*Given instruction*: Restate the records below word for word, and omit the images they hold.

══ Input

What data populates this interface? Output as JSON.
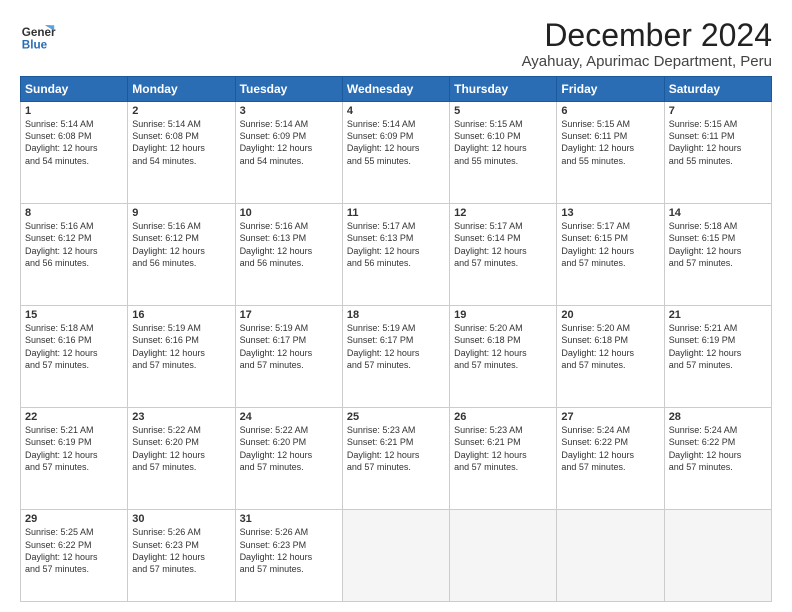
{
  "header": {
    "logo_line1": "General",
    "logo_line2": "Blue",
    "main_title": "December 2024",
    "subtitle": "Ayahuay, Apurimac Department, Peru"
  },
  "days_of_week": [
    "Sunday",
    "Monday",
    "Tuesday",
    "Wednesday",
    "Thursday",
    "Friday",
    "Saturday"
  ],
  "weeks": [
    [
      {
        "day": 1,
        "info": "Sunrise: 5:14 AM\nSunset: 6:08 PM\nDaylight: 12 hours\nand 54 minutes."
      },
      {
        "day": 2,
        "info": "Sunrise: 5:14 AM\nSunset: 6:08 PM\nDaylight: 12 hours\nand 54 minutes."
      },
      {
        "day": 3,
        "info": "Sunrise: 5:14 AM\nSunset: 6:09 PM\nDaylight: 12 hours\nand 54 minutes."
      },
      {
        "day": 4,
        "info": "Sunrise: 5:14 AM\nSunset: 6:09 PM\nDaylight: 12 hours\nand 55 minutes."
      },
      {
        "day": 5,
        "info": "Sunrise: 5:15 AM\nSunset: 6:10 PM\nDaylight: 12 hours\nand 55 minutes."
      },
      {
        "day": 6,
        "info": "Sunrise: 5:15 AM\nSunset: 6:11 PM\nDaylight: 12 hours\nand 55 minutes."
      },
      {
        "day": 7,
        "info": "Sunrise: 5:15 AM\nSunset: 6:11 PM\nDaylight: 12 hours\nand 55 minutes."
      }
    ],
    [
      {
        "day": 8,
        "info": "Sunrise: 5:16 AM\nSunset: 6:12 PM\nDaylight: 12 hours\nand 56 minutes."
      },
      {
        "day": 9,
        "info": "Sunrise: 5:16 AM\nSunset: 6:12 PM\nDaylight: 12 hours\nand 56 minutes."
      },
      {
        "day": 10,
        "info": "Sunrise: 5:16 AM\nSunset: 6:13 PM\nDaylight: 12 hours\nand 56 minutes."
      },
      {
        "day": 11,
        "info": "Sunrise: 5:17 AM\nSunset: 6:13 PM\nDaylight: 12 hours\nand 56 minutes."
      },
      {
        "day": 12,
        "info": "Sunrise: 5:17 AM\nSunset: 6:14 PM\nDaylight: 12 hours\nand 57 minutes."
      },
      {
        "day": 13,
        "info": "Sunrise: 5:17 AM\nSunset: 6:15 PM\nDaylight: 12 hours\nand 57 minutes."
      },
      {
        "day": 14,
        "info": "Sunrise: 5:18 AM\nSunset: 6:15 PM\nDaylight: 12 hours\nand 57 minutes."
      }
    ],
    [
      {
        "day": 15,
        "info": "Sunrise: 5:18 AM\nSunset: 6:16 PM\nDaylight: 12 hours\nand 57 minutes."
      },
      {
        "day": 16,
        "info": "Sunrise: 5:19 AM\nSunset: 6:16 PM\nDaylight: 12 hours\nand 57 minutes."
      },
      {
        "day": 17,
        "info": "Sunrise: 5:19 AM\nSunset: 6:17 PM\nDaylight: 12 hours\nand 57 minutes."
      },
      {
        "day": 18,
        "info": "Sunrise: 5:19 AM\nSunset: 6:17 PM\nDaylight: 12 hours\nand 57 minutes."
      },
      {
        "day": 19,
        "info": "Sunrise: 5:20 AM\nSunset: 6:18 PM\nDaylight: 12 hours\nand 57 minutes."
      },
      {
        "day": 20,
        "info": "Sunrise: 5:20 AM\nSunset: 6:18 PM\nDaylight: 12 hours\nand 57 minutes."
      },
      {
        "day": 21,
        "info": "Sunrise: 5:21 AM\nSunset: 6:19 PM\nDaylight: 12 hours\nand 57 minutes."
      }
    ],
    [
      {
        "day": 22,
        "info": "Sunrise: 5:21 AM\nSunset: 6:19 PM\nDaylight: 12 hours\nand 57 minutes."
      },
      {
        "day": 23,
        "info": "Sunrise: 5:22 AM\nSunset: 6:20 PM\nDaylight: 12 hours\nand 57 minutes."
      },
      {
        "day": 24,
        "info": "Sunrise: 5:22 AM\nSunset: 6:20 PM\nDaylight: 12 hours\nand 57 minutes."
      },
      {
        "day": 25,
        "info": "Sunrise: 5:23 AM\nSunset: 6:21 PM\nDaylight: 12 hours\nand 57 minutes."
      },
      {
        "day": 26,
        "info": "Sunrise: 5:23 AM\nSunset: 6:21 PM\nDaylight: 12 hours\nand 57 minutes."
      },
      {
        "day": 27,
        "info": "Sunrise: 5:24 AM\nSunset: 6:22 PM\nDaylight: 12 hours\nand 57 minutes."
      },
      {
        "day": 28,
        "info": "Sunrise: 5:24 AM\nSunset: 6:22 PM\nDaylight: 12 hours\nand 57 minutes."
      }
    ],
    [
      {
        "day": 29,
        "info": "Sunrise: 5:25 AM\nSunset: 6:22 PM\nDaylight: 12 hours\nand 57 minutes."
      },
      {
        "day": 30,
        "info": "Sunrise: 5:26 AM\nSunset: 6:23 PM\nDaylight: 12 hours\nand 57 minutes."
      },
      {
        "day": 31,
        "info": "Sunrise: 5:26 AM\nSunset: 6:23 PM\nDaylight: 12 hours\nand 57 minutes."
      },
      null,
      null,
      null,
      null
    ]
  ]
}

════

*Response for this exercise*:
What data populates this interface? Output as JSON.
{
  "header": {
    "logo_line1": "General",
    "logo_line2": "Blue",
    "main_title": "December 2024",
    "subtitle": "Ayahuay, Apurimac Department, Peru"
  },
  "days_of_week": [
    "Sunday",
    "Monday",
    "Tuesday",
    "Wednesday",
    "Thursday",
    "Friday",
    "Saturday"
  ],
  "weeks": [
    [
      {
        "day": 1,
        "info": "Sunrise: 5:14 AM\nSunset: 6:08 PM\nDaylight: 12 hours\nand 54 minutes."
      },
      {
        "day": 2,
        "info": "Sunrise: 5:14 AM\nSunset: 6:08 PM\nDaylight: 12 hours\nand 54 minutes."
      },
      {
        "day": 3,
        "info": "Sunrise: 5:14 AM\nSunset: 6:09 PM\nDaylight: 12 hours\nand 54 minutes."
      },
      {
        "day": 4,
        "info": "Sunrise: 5:14 AM\nSunset: 6:09 PM\nDaylight: 12 hours\nand 55 minutes."
      },
      {
        "day": 5,
        "info": "Sunrise: 5:15 AM\nSunset: 6:10 PM\nDaylight: 12 hours\nand 55 minutes."
      },
      {
        "day": 6,
        "info": "Sunrise: 5:15 AM\nSunset: 6:11 PM\nDaylight: 12 hours\nand 55 minutes."
      },
      {
        "day": 7,
        "info": "Sunrise: 5:15 AM\nSunset: 6:11 PM\nDaylight: 12 hours\nand 55 minutes."
      }
    ],
    [
      {
        "day": 8,
        "info": "Sunrise: 5:16 AM\nSunset: 6:12 PM\nDaylight: 12 hours\nand 56 minutes."
      },
      {
        "day": 9,
        "info": "Sunrise: 5:16 AM\nSunset: 6:12 PM\nDaylight: 12 hours\nand 56 minutes."
      },
      {
        "day": 10,
        "info": "Sunrise: 5:16 AM\nSunset: 6:13 PM\nDaylight: 12 hours\nand 56 minutes."
      },
      {
        "day": 11,
        "info": "Sunrise: 5:17 AM\nSunset: 6:13 PM\nDaylight: 12 hours\nand 56 minutes."
      },
      {
        "day": 12,
        "info": "Sunrise: 5:17 AM\nSunset: 6:14 PM\nDaylight: 12 hours\nand 57 minutes."
      },
      {
        "day": 13,
        "info": "Sunrise: 5:17 AM\nSunset: 6:15 PM\nDaylight: 12 hours\nand 57 minutes."
      },
      {
        "day": 14,
        "info": "Sunrise: 5:18 AM\nSunset: 6:15 PM\nDaylight: 12 hours\nand 57 minutes."
      }
    ],
    [
      {
        "day": 15,
        "info": "Sunrise: 5:18 AM\nSunset: 6:16 PM\nDaylight: 12 hours\nand 57 minutes."
      },
      {
        "day": 16,
        "info": "Sunrise: 5:19 AM\nSunset: 6:16 PM\nDaylight: 12 hours\nand 57 minutes."
      },
      {
        "day": 17,
        "info": "Sunrise: 5:19 AM\nSunset: 6:17 PM\nDaylight: 12 hours\nand 57 minutes."
      },
      {
        "day": 18,
        "info": "Sunrise: 5:19 AM\nSunset: 6:17 PM\nDaylight: 12 hours\nand 57 minutes."
      },
      {
        "day": 19,
        "info": "Sunrise: 5:20 AM\nSunset: 6:18 PM\nDaylight: 12 hours\nand 57 minutes."
      },
      {
        "day": 20,
        "info": "Sunrise: 5:20 AM\nSunset: 6:18 PM\nDaylight: 12 hours\nand 57 minutes."
      },
      {
        "day": 21,
        "info": "Sunrise: 5:21 AM\nSunset: 6:19 PM\nDaylight: 12 hours\nand 57 minutes."
      }
    ],
    [
      {
        "day": 22,
        "info": "Sunrise: 5:21 AM\nSunset: 6:19 PM\nDaylight: 12 hours\nand 57 minutes."
      },
      {
        "day": 23,
        "info": "Sunrise: 5:22 AM\nSunset: 6:20 PM\nDaylight: 12 hours\nand 57 minutes."
      },
      {
        "day": 24,
        "info": "Sunrise: 5:22 AM\nSunset: 6:20 PM\nDaylight: 12 hours\nand 57 minutes."
      },
      {
        "day": 25,
        "info": "Sunrise: 5:23 AM\nSunset: 6:21 PM\nDaylight: 12 hours\nand 57 minutes."
      },
      {
        "day": 26,
        "info": "Sunrise: 5:23 AM\nSunset: 6:21 PM\nDaylight: 12 hours\nand 57 minutes."
      },
      {
        "day": 27,
        "info": "Sunrise: 5:24 AM\nSunset: 6:22 PM\nDaylight: 12 hours\nand 57 minutes."
      },
      {
        "day": 28,
        "info": "Sunrise: 5:24 AM\nSunset: 6:22 PM\nDaylight: 12 hours\nand 57 minutes."
      }
    ],
    [
      {
        "day": 29,
        "info": "Sunrise: 5:25 AM\nSunset: 6:22 PM\nDaylight: 12 hours\nand 57 minutes."
      },
      {
        "day": 30,
        "info": "Sunrise: 5:26 AM\nSunset: 6:23 PM\nDaylight: 12 hours\nand 57 minutes."
      },
      {
        "day": 31,
        "info": "Sunrise: 5:26 AM\nSunset: 6:23 PM\nDaylight: 12 hours\nand 57 minutes."
      },
      null,
      null,
      null,
      null
    ]
  ]
}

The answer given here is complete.